▶ **To be done**: State how many lines include "user", giving the number by itself.

▶ **Data records**:
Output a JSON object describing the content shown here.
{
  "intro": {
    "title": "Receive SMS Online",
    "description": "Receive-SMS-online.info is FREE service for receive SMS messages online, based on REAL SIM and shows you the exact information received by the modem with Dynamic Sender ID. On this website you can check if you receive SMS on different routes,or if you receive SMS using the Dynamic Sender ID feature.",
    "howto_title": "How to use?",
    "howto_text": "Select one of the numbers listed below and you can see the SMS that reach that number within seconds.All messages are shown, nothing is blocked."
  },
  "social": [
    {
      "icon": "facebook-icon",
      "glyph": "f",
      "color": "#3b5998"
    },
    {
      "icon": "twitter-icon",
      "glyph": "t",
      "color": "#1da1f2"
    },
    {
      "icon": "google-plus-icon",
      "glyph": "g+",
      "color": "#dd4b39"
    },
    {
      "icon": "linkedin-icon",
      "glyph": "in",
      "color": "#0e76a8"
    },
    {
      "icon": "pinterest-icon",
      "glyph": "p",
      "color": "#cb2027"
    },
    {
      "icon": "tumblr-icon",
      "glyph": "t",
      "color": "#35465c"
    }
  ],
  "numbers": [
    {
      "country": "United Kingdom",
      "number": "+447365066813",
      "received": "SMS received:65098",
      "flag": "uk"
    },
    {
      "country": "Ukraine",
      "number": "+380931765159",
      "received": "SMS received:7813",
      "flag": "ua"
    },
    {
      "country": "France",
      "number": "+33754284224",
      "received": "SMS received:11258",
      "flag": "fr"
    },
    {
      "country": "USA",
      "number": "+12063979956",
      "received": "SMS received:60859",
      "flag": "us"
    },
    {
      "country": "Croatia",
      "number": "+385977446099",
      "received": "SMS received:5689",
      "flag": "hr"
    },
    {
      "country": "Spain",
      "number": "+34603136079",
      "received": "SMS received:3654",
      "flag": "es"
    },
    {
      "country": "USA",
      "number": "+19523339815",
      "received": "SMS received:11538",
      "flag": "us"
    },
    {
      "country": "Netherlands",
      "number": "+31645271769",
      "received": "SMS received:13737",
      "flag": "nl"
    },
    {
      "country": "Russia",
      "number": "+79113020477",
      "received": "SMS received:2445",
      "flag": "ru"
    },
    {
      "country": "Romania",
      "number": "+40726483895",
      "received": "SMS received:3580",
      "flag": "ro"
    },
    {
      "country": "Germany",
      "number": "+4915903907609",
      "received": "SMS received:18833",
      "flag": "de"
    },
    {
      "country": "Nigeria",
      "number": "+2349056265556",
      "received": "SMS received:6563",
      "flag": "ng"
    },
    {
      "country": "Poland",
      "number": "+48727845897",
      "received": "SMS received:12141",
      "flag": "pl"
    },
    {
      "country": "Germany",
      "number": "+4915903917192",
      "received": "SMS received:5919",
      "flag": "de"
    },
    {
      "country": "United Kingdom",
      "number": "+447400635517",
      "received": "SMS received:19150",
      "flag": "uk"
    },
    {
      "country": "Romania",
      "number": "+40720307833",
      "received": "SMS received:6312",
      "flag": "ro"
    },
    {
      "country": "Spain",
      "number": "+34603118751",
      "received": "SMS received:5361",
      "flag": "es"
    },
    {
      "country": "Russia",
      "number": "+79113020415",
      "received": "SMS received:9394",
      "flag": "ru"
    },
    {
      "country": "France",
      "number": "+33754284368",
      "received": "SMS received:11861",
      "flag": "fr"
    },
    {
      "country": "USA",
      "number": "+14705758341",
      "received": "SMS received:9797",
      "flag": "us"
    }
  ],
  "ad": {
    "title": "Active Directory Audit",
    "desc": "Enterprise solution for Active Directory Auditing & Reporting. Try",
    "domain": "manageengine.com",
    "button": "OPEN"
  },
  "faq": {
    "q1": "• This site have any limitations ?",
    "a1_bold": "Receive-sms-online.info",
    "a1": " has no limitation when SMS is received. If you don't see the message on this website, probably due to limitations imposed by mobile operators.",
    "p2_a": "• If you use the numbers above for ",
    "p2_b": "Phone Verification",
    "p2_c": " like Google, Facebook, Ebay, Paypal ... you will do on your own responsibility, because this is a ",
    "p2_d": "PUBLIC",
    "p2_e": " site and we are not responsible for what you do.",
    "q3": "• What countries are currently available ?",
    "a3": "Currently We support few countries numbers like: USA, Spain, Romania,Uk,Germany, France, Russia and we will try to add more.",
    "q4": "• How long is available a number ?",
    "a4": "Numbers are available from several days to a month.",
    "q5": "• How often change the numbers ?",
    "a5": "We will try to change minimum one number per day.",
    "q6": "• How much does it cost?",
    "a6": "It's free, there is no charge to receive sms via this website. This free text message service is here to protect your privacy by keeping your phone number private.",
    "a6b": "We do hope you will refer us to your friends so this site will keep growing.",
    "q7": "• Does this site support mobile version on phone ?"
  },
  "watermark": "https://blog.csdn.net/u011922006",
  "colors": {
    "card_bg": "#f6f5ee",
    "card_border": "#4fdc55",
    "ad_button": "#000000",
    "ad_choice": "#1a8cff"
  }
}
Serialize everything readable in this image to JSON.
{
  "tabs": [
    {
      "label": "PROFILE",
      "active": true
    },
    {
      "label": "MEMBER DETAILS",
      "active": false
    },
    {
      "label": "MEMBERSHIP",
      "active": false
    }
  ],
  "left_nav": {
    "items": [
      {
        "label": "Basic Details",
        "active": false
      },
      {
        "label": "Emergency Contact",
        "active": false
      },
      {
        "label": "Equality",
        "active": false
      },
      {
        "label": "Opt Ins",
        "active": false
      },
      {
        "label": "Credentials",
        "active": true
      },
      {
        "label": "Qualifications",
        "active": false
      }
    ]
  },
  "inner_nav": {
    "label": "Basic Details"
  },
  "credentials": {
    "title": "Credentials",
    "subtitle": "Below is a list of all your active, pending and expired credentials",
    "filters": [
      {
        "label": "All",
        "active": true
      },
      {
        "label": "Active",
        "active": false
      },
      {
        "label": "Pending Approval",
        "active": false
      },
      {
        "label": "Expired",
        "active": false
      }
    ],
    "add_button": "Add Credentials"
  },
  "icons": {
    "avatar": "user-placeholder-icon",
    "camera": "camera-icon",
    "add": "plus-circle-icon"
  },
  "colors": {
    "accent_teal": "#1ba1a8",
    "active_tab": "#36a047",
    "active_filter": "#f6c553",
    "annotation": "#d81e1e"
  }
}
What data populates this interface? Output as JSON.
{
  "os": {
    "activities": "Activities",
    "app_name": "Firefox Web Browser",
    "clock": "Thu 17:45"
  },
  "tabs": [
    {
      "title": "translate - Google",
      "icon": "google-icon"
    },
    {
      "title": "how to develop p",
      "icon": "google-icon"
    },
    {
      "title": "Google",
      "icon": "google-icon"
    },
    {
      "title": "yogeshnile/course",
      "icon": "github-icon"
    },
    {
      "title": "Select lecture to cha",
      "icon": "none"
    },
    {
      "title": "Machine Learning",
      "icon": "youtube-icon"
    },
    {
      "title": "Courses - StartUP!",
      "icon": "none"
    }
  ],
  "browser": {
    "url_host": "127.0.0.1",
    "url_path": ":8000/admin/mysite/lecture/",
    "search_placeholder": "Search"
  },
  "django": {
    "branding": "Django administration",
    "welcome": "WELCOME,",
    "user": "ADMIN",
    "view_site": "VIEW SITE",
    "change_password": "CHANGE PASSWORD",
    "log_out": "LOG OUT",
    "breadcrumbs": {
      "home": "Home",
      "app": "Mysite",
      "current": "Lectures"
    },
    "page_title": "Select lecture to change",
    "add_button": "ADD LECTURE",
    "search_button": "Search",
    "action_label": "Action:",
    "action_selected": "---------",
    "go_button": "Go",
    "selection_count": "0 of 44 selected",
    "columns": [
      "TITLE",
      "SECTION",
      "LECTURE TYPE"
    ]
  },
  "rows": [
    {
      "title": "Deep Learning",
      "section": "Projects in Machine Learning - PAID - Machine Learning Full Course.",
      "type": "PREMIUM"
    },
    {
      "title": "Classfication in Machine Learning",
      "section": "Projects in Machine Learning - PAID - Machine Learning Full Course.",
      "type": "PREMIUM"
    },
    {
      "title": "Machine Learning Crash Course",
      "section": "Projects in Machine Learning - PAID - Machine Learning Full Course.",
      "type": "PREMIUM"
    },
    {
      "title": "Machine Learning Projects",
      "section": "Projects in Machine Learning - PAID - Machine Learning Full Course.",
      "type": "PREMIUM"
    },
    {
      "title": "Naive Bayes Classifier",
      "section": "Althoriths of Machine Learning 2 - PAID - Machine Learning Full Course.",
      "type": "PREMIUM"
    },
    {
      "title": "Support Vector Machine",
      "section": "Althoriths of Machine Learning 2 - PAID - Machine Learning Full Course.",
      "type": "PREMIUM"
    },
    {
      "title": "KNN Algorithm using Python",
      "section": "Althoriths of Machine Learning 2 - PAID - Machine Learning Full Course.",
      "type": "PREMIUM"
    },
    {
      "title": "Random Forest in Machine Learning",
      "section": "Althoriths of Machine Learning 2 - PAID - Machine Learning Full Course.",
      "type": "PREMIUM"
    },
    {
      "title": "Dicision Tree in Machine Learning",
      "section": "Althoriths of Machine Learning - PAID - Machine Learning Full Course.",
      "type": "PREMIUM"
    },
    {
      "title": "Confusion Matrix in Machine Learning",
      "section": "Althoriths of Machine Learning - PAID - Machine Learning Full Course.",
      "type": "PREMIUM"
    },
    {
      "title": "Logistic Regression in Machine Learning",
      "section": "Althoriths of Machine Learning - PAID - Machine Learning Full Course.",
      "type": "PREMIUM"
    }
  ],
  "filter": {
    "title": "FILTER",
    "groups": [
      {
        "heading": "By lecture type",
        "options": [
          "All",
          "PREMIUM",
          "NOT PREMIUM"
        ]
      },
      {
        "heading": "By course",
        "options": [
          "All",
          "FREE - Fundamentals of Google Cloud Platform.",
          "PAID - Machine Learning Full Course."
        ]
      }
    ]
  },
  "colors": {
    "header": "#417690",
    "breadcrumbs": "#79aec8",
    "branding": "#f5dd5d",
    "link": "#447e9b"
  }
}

▶ **Result**: 2